* EXERCISE PROMPT: Tally the lines of the listing that contain the word "Communication", then give the total and nothing else.

* SUPPLIED DATA:
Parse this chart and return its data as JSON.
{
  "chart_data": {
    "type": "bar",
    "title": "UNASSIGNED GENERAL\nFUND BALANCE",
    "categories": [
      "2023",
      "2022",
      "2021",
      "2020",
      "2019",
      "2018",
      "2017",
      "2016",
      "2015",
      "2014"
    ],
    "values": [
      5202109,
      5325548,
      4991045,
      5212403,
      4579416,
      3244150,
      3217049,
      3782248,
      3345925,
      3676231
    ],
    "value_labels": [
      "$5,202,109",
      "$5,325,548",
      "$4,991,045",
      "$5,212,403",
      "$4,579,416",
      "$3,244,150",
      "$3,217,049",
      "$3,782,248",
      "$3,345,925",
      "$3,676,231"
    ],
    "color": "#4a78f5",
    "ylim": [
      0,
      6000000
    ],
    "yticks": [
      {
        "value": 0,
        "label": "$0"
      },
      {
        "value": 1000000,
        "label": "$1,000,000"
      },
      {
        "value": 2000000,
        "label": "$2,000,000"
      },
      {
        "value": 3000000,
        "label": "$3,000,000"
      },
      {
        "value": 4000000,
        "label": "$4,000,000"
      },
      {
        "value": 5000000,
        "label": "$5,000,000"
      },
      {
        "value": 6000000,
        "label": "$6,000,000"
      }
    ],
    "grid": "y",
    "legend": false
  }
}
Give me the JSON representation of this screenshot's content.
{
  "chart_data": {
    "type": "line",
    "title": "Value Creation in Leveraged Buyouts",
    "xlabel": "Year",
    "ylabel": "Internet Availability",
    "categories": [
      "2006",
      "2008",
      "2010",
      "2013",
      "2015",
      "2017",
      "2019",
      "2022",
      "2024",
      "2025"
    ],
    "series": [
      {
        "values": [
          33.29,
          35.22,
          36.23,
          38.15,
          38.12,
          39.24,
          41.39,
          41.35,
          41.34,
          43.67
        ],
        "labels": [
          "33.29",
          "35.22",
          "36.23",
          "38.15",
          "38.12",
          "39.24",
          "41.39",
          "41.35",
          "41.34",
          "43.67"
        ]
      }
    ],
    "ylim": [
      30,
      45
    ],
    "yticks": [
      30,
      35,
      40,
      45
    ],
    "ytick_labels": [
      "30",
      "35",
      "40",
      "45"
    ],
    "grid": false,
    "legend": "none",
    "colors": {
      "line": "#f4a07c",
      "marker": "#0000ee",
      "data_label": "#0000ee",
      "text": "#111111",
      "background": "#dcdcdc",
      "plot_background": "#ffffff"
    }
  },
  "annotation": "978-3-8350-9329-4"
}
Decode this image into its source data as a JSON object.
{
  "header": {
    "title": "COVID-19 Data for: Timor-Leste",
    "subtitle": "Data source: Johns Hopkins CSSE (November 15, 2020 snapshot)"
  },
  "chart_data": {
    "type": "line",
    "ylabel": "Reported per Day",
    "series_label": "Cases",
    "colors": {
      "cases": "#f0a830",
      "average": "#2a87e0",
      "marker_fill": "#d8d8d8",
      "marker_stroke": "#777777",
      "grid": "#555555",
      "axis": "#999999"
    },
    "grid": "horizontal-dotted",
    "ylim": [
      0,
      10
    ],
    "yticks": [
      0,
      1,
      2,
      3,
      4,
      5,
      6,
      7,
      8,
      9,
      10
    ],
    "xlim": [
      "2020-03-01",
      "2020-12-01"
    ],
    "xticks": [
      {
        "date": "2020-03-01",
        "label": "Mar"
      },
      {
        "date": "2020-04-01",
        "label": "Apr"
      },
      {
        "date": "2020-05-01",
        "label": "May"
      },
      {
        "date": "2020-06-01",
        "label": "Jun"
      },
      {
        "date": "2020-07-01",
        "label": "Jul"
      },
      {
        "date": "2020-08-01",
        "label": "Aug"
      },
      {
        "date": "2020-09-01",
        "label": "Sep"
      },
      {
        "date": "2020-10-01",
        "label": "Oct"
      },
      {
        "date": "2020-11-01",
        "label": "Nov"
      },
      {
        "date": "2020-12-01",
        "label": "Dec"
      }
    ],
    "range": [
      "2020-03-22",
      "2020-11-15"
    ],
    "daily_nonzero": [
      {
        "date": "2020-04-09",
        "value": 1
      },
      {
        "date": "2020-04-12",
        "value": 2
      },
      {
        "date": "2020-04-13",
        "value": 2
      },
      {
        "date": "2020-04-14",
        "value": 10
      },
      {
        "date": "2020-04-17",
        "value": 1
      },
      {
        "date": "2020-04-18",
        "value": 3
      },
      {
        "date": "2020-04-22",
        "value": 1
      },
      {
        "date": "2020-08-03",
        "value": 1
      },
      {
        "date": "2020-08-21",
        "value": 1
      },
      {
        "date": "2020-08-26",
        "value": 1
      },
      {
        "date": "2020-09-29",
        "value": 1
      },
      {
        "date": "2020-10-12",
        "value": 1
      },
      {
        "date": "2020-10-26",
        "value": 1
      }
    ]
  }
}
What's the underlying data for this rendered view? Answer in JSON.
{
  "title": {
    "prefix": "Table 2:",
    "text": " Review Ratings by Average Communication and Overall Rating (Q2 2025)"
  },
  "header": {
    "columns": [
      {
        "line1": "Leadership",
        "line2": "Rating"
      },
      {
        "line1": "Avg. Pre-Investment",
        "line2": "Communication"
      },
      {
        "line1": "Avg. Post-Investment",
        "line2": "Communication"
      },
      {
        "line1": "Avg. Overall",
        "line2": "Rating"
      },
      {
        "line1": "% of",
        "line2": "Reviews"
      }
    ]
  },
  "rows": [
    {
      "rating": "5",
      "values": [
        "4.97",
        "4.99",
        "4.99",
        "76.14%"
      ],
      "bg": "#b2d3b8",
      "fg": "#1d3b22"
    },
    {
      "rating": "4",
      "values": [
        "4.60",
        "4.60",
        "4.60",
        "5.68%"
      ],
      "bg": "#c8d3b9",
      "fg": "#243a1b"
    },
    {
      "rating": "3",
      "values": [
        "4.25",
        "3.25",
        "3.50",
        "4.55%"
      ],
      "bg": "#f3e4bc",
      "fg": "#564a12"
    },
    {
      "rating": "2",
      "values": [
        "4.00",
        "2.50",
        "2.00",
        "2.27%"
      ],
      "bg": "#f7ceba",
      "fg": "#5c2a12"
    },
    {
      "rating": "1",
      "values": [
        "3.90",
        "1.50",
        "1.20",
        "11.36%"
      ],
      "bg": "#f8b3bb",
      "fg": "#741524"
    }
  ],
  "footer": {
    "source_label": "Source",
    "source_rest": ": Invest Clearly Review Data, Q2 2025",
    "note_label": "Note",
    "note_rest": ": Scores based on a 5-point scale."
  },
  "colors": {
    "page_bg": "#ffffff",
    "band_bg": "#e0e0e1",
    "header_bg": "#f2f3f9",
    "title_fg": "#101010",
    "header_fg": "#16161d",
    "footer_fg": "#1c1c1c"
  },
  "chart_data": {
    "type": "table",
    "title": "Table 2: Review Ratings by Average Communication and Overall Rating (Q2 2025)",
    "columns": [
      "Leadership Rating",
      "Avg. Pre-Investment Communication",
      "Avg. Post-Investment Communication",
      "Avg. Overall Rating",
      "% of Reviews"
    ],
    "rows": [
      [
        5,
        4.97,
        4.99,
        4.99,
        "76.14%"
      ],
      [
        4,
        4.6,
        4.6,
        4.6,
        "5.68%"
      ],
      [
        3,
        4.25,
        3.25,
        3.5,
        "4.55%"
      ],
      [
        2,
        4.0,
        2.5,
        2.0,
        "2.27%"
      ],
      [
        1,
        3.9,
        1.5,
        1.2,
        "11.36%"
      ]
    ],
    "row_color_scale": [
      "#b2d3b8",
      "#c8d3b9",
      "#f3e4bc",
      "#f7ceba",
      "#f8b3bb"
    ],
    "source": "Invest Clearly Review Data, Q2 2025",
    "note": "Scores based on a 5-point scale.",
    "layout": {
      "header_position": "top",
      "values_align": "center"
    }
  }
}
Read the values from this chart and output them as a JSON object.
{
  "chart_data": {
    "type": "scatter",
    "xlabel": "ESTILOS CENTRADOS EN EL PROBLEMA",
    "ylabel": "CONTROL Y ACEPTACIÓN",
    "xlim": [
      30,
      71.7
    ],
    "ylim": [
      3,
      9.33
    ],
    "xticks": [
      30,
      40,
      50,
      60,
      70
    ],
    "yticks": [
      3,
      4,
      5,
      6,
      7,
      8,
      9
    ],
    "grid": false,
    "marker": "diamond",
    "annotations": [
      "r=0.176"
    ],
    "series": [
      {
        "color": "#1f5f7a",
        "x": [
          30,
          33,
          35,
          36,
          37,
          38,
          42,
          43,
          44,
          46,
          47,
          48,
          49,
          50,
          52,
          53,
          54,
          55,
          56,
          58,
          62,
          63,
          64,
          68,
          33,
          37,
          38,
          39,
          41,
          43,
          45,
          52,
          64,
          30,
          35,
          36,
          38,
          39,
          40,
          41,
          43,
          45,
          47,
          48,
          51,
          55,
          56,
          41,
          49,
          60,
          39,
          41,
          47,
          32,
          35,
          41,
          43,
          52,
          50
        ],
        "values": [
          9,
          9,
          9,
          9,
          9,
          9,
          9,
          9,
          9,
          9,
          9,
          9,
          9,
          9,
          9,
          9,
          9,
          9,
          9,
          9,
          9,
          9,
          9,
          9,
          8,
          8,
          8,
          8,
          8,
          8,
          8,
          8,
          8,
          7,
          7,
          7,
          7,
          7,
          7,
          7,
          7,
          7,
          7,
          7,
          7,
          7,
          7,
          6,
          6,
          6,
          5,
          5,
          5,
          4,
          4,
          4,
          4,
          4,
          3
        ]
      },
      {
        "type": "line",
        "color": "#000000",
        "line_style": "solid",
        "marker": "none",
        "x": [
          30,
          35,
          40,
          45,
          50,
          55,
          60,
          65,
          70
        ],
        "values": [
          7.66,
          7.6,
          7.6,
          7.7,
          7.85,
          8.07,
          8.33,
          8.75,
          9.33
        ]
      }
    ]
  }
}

* ANSWER TO THE EXERCISE: 6